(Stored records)

◆ ◆ ◆ ◆ ◆ ◆ ◆

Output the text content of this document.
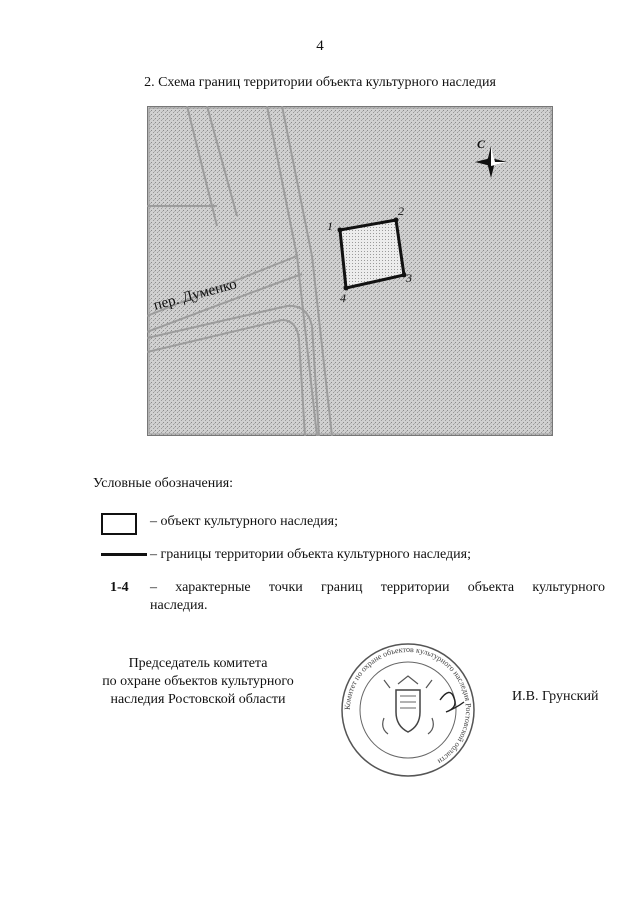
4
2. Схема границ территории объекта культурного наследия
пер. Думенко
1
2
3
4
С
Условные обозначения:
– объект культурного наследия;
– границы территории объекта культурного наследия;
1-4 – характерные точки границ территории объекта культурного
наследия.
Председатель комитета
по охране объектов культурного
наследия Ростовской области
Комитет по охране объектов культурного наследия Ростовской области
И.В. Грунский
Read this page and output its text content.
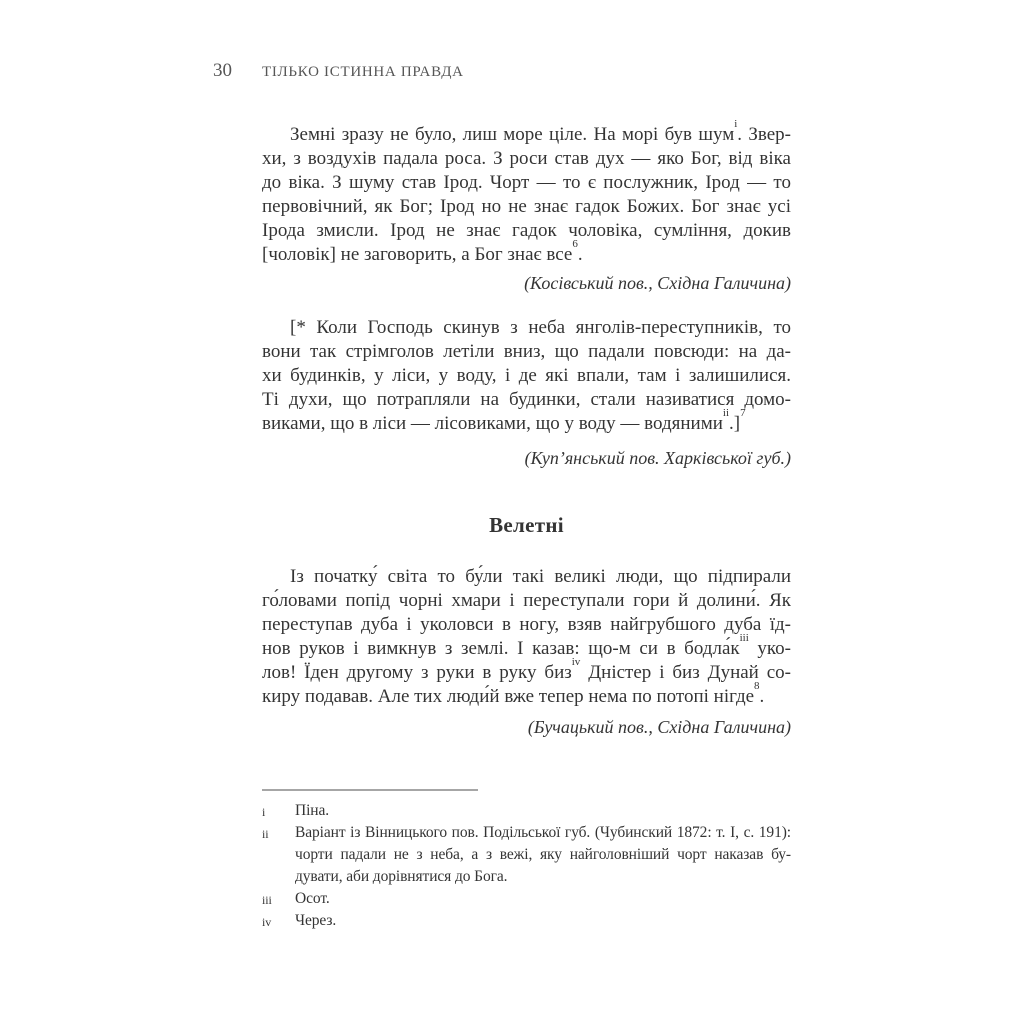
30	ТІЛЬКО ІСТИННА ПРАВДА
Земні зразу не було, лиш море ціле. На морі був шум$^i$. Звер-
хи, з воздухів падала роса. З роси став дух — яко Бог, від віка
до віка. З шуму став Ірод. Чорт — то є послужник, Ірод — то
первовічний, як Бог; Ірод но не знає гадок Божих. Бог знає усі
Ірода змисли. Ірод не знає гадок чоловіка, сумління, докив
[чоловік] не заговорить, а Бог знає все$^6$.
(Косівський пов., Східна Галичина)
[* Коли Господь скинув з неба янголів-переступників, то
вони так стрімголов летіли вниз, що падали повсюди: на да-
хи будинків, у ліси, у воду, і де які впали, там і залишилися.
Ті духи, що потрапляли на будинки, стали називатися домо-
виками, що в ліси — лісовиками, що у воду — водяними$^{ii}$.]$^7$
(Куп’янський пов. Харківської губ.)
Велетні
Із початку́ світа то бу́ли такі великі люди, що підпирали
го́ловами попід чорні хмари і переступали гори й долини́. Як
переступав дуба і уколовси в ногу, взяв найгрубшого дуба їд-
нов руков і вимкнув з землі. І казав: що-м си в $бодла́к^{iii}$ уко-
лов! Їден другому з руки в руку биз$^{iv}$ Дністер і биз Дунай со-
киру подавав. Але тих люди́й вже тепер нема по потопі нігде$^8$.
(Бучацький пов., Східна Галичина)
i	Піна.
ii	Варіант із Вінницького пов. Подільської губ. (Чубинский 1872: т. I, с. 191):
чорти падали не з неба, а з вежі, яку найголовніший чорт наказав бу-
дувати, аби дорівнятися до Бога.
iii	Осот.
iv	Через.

◆ ◆ ◆ ◆ ◆ ◆ ◆

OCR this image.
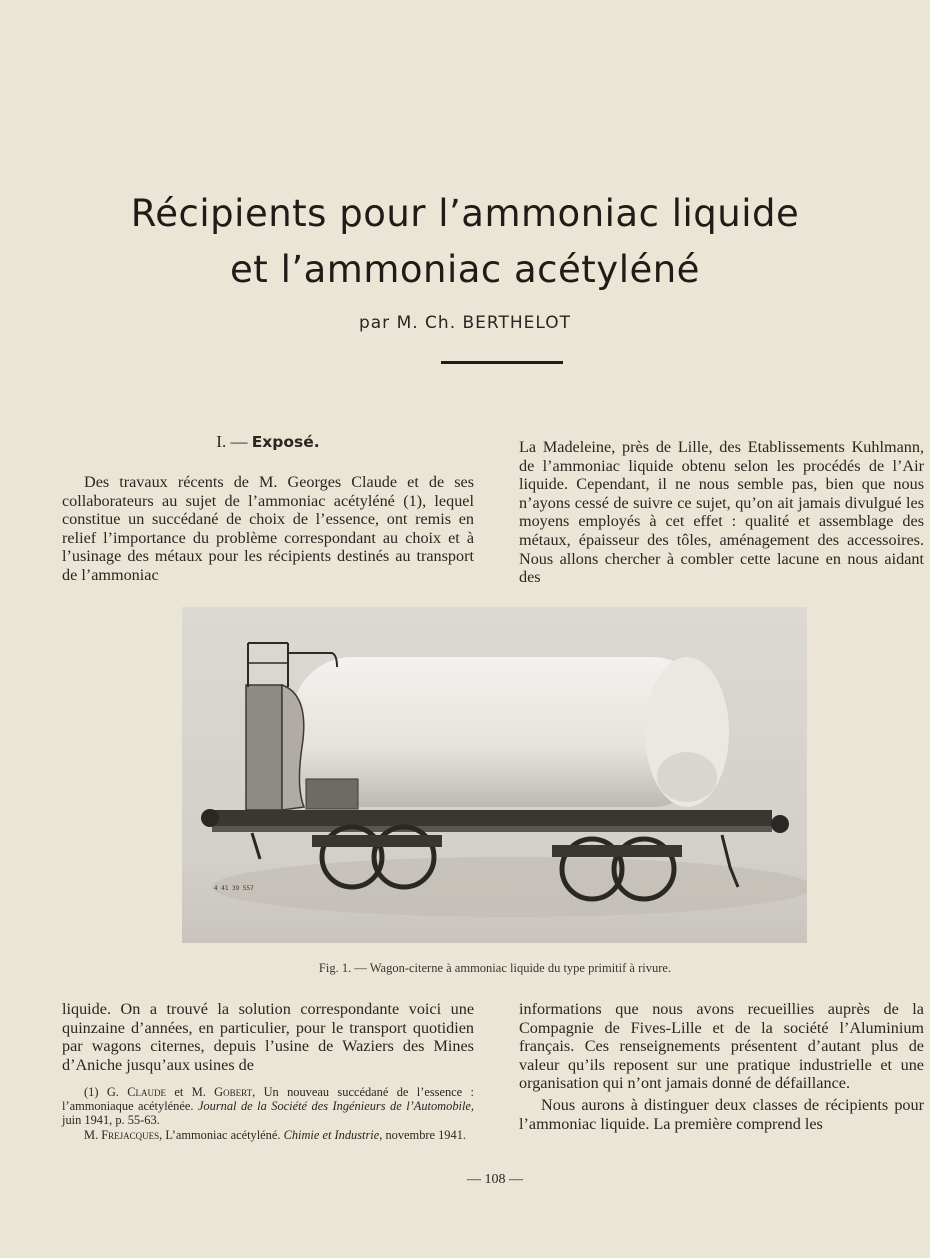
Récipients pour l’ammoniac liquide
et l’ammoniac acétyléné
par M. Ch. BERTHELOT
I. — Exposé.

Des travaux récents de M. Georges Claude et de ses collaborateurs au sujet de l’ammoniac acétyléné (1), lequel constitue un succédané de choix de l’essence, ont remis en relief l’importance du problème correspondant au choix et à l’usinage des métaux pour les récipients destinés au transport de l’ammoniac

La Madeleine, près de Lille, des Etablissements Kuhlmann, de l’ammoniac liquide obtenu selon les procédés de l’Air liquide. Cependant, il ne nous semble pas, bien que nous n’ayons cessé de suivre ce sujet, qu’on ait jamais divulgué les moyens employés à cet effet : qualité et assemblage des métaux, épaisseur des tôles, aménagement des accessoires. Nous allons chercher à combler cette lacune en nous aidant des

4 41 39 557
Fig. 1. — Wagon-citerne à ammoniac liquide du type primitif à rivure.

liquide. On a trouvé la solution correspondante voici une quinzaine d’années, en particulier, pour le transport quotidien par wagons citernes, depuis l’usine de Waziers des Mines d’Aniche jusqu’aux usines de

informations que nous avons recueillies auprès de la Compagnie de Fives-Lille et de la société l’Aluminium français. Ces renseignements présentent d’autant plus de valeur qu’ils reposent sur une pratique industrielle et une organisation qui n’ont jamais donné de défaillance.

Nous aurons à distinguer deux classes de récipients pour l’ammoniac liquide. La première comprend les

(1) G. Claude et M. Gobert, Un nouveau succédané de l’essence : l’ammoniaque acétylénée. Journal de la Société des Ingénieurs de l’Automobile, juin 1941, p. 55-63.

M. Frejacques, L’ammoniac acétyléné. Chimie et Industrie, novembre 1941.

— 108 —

◆ ◆ ◆ ◆ ◆ ◆ ◆

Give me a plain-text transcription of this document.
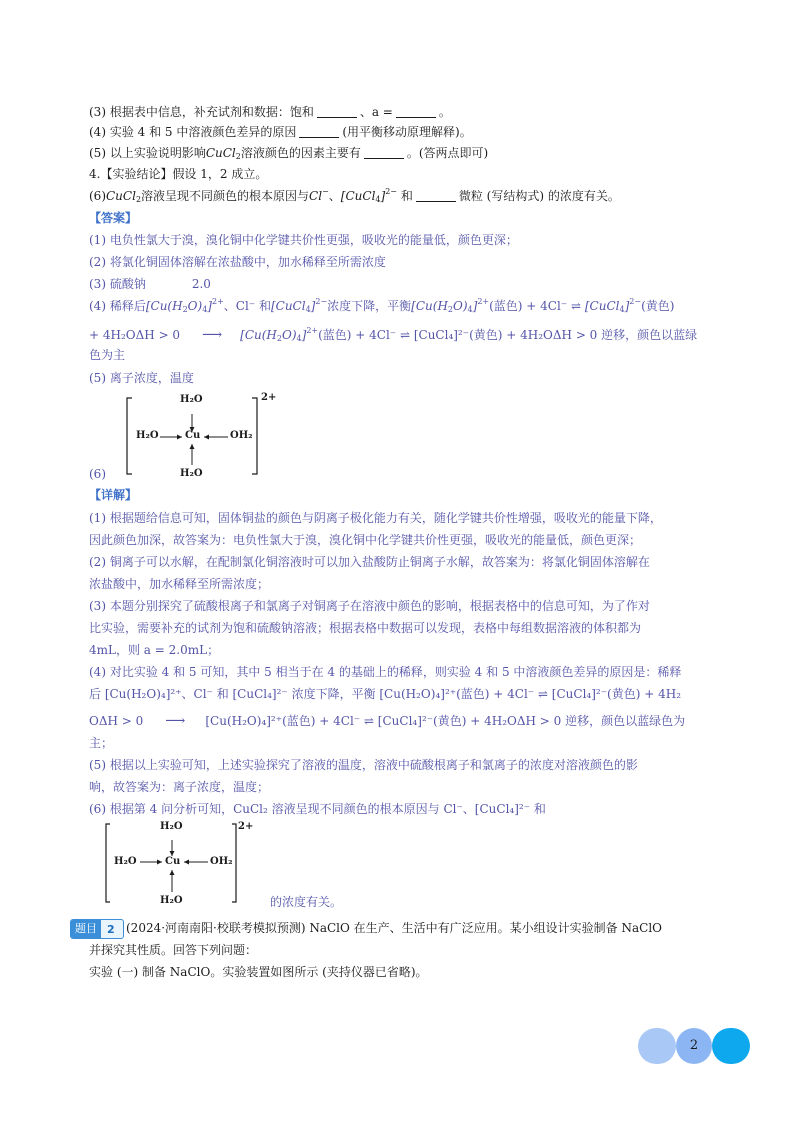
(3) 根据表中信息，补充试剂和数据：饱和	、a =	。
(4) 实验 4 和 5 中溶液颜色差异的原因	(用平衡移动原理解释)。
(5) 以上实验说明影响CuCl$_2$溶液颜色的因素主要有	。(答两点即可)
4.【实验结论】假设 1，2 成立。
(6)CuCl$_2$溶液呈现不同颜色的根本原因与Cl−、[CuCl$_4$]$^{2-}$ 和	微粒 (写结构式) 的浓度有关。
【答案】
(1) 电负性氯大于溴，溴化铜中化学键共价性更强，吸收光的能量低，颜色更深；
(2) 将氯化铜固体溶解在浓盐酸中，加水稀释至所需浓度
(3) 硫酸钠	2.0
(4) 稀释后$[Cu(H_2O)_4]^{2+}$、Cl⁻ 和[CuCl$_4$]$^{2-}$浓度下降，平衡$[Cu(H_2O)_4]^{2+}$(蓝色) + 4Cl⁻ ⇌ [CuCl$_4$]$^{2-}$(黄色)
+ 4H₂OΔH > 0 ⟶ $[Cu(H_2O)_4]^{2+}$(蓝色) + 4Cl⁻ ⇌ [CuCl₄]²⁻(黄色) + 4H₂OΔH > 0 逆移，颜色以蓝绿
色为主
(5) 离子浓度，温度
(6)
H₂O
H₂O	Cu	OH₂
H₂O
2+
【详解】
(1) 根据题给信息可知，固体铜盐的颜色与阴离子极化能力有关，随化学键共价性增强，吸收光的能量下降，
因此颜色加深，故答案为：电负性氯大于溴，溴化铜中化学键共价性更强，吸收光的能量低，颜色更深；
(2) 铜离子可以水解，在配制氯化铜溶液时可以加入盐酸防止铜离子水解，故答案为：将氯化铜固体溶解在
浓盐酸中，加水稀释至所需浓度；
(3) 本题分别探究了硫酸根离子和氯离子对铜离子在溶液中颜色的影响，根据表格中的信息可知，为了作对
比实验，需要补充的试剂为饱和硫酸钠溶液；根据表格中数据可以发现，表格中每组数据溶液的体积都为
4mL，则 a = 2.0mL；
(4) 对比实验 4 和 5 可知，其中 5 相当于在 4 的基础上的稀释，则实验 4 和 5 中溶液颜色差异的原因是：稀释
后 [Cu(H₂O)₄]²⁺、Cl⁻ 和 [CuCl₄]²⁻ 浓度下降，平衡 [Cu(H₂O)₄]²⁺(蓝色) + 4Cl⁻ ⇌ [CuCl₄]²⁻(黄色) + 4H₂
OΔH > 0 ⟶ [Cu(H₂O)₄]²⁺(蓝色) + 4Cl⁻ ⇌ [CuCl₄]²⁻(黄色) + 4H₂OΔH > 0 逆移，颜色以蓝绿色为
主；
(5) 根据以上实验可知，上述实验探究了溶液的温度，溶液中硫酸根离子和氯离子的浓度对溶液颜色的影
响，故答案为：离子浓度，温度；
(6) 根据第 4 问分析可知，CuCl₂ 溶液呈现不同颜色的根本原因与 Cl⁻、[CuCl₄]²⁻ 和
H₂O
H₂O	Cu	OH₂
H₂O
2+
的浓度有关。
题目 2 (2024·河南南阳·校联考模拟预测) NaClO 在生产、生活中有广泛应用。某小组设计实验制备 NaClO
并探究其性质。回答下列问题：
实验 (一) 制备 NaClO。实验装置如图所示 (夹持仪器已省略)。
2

◆ ◆ ◆ ◆ ◆ ◆ ◆

SHORT TASK: Figure out how many lines of the data above include "text", then give the number and nothing more.

TASK OUTPUT: 3